Document page entries with text
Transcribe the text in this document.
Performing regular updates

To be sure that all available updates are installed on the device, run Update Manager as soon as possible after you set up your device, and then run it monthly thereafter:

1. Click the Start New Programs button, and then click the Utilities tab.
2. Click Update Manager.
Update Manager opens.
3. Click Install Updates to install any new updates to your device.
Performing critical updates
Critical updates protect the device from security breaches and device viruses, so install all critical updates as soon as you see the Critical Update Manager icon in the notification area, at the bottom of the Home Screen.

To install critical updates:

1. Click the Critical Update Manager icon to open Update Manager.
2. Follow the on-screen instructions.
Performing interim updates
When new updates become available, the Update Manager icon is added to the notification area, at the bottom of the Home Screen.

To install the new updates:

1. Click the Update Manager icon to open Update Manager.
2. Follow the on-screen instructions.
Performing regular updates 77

■ WHAT TO DO ■
All entries should be transcribed verbatim.

■ OUTPUT OF THE EXERCISE ■
Transcribe the text in this document.
Performing regular updates

To be sure that all available updates are installed on the device, run Update Manager as soon as possible after you set up your device, and then run it monthly thereafter:

1. Click the Start New Programs button, and then click the Utilities tab.
2. Click Update Manager.
Update Manager opens.
3. Click Install Updates to install any new updates to your device.
Performing critical updates
Critical updates protect the device from security breaches and device viruses, so install all critical updates as soon as you see the Critical Update Manager icon in the notification area, at the bottom of the Home Screen.

To install critical updates:

1. Click the Critical Update Manager icon to open Update Manager.
2. Follow the on-screen instructions.
Performing interim updates
When new updates become available, the Update Manager icon is added to the notification area, at the bottom of the Home Screen.

To install the new updates:

1. Click the Update Manager icon to open Update Manager.
2. Follow the on-screen instructions.
Performing regular updates 77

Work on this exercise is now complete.